Answer these questions about the GSON error post:
1. What does the poster say produces the JSON string being decoded?
2. What tag does the decoder pass to Log.d?
3. What value does the "color" key have in the JSON string?

Given passage ▸
▼
Getting an error when trying to deserialize a JSON string with GSON

I'm trying to decode a JSON string that's coming from a php script I made that gets results out of my MySQL database. It returns a JSON array.
This is the code for my decoder:
package com.github.viperdream;
import java.lang.reflect.Type;
import java.util.List;
import android.util.Log;
import com.google.gson.Gson;
import com.google.gson.reflect.TypeToken;
public class JSONDecoder {
public static void decodePin(String data){
Gson gson = new Gson();
Type type = new TypeToken<List<Pin>>(){}.getType();
List<Pin> pin = gson.fromJson(data, type);
for (Pin newPin : pin){
Log.d("GSON", newPin.getPinTitle());
}
}
}
This is the Pin object class:
package com.github.viperdream;
public class Pin {
private Integer pinID;
private String pinTitle;
private String pinMessage;
private Integer pinDuration;
private Float pinX;
private Float pinY;
private String pinColor;
private String author;
private Integer pinSQLId;
public Pin(){}
public Pin(int pinID, String pinTitle, String pinMessage, Integer pinDuration, Float pinX, Float pinY, String pinColor, String author, Integer pinSQLId){
this.pinID = pinID;
this.pinTitle = pinTitle;
this.pinMessage = pinMessage;
this.pinDuration = pinDuration;
this.pinX = pinX;
this.pinY = pinY;
this.pinColor = pinColor;
this.author = author;
this.pinSQLId = pinSQLId;
}
public Pin(String pinTitle, String pinMessage, Integer pinDuration, Float pinX, Float pinY, String pinColor, String author, Integer pinSQLId){
this.pinTitle = pinTitle;
this.pinMessage = pinMessage;
this.pinDuration = pinDuration;
this.pinX = pinX;
this.pinY = pinY;
this.pinColor = pinColor;
this.author = author;
this.pinSQLId = pinSQLId;
}
//get ------------------------------------------------------
public int getID(){
return this.pinID;
}
public String getPinTitle(){
return this.pinTitle;
}
public String getPinMessage(){
return this.pinMessage;
}
public Integer getPinDuration(){
return this.pinDuration;
}
public Float getPinX(){
return this.pinX;
}
public Float getPinY(){
return this.pinY;
}
public String getPinColor(){
return this.pinColor;
}
public String getPinAuthor(){
return this.author;
}
public Integer getPinSQLId(){
return this.pinSQLId;
}
//set ------------------------------------------------------
public void setPinID(int pinID){
this.pinID = pinID;
}
public void setPinTitle(String pinTitle){
this.pinTitle = pinTitle;
}
public void setPinMessage(String pinMessage){
this.pinMessage = pinMessage;
}
public void setPinDuration(int pinDuration){
this.pinDuration = pinDuration;
}
public void setPinX(Float pinX){
this.pinX = pinX;
}
public void setPinY(Float pinY){
this.pinY = pinY;
}
public void setPinColor(String pinColor){
this.pinColor = pinColor;
}
public void setPinAuthor(String author){
this.author = author;
}
public void setPinSQLId(Integer pinSQLId){
this.pinSQLId = pinSQLId;
}
}
This is the JSON String that I'm trying to decode:
[
{
"id":"2",
"title":"test1",
"message":"test2",
"duration":"1",
"x":"125",
"y":"754.5",
"color":"red",
"author":"viperdream"
▲
Extracted data ▸
▼
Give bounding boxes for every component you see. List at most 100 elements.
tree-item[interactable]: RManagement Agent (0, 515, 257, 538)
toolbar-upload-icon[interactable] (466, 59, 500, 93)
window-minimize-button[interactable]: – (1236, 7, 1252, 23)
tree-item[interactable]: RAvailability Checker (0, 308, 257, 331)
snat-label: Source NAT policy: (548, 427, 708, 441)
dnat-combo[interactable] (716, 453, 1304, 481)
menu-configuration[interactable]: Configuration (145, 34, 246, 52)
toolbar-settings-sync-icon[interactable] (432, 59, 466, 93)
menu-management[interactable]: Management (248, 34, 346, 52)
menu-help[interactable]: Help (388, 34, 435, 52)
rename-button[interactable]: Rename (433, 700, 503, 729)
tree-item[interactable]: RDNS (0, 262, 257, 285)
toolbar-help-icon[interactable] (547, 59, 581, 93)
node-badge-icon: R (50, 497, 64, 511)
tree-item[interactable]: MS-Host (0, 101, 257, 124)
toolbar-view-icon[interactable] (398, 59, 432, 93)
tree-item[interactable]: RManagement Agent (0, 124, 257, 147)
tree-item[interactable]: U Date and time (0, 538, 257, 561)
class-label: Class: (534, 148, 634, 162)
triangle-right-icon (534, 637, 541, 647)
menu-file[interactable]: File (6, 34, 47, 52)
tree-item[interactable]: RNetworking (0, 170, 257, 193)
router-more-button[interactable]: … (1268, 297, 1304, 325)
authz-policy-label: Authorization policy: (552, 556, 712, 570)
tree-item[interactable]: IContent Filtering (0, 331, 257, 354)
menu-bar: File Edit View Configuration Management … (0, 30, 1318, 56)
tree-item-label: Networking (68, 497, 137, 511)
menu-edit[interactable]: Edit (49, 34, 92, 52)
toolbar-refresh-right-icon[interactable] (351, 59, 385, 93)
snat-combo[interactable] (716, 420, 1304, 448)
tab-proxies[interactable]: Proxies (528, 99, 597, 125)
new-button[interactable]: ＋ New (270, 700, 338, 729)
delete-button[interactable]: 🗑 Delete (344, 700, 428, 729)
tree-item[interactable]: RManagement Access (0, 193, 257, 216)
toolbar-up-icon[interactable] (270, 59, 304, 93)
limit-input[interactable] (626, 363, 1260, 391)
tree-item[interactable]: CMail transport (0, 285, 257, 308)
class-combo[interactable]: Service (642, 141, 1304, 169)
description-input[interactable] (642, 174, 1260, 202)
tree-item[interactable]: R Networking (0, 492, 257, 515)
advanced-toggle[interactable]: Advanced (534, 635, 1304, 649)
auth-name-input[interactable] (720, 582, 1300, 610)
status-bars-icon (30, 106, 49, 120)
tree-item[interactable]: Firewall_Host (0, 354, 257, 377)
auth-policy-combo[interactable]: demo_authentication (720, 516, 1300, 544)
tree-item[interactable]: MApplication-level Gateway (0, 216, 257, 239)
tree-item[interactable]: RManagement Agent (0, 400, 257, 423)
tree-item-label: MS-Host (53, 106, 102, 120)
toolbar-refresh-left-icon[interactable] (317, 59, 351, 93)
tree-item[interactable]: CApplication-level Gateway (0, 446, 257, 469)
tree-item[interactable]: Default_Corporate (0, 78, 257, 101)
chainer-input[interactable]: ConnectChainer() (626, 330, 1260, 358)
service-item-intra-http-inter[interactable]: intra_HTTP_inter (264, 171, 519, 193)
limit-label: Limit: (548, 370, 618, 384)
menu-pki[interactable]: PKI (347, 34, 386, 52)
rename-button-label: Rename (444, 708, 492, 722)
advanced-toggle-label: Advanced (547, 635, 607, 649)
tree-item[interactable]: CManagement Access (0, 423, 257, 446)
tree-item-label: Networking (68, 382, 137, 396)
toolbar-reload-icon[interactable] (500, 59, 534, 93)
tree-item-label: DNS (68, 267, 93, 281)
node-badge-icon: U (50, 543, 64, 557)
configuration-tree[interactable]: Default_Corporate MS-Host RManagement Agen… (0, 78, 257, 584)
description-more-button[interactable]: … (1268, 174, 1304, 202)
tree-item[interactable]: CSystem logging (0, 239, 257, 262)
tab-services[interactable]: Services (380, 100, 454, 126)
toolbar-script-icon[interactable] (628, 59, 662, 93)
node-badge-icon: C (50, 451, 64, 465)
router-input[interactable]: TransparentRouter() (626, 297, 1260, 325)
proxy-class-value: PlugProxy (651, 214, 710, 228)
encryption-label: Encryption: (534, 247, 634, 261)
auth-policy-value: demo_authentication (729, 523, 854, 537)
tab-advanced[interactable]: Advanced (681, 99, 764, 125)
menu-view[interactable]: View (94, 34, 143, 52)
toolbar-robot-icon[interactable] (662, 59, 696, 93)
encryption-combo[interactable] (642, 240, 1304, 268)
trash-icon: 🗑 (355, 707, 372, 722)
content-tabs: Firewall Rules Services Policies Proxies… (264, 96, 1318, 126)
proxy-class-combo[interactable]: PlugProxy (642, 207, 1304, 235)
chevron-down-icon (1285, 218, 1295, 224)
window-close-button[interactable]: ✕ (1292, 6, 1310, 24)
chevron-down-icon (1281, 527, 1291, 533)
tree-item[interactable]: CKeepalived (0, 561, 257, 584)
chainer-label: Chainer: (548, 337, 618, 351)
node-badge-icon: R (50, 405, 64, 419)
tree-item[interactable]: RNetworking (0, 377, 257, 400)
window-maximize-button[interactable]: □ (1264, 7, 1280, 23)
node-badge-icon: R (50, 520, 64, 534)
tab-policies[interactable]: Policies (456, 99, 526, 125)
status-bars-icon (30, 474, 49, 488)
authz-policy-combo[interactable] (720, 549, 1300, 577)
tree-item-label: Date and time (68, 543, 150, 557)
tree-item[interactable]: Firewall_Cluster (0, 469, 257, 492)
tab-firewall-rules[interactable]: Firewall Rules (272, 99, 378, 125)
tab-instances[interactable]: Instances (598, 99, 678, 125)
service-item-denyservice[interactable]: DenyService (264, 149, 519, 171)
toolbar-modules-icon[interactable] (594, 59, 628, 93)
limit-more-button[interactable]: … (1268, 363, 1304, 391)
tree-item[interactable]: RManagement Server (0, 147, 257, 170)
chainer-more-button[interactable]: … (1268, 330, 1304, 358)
▲
Expected answer ▸
1. A php script the poster made that gets results out of a MySQL database.
2. "GSON"
3. "red"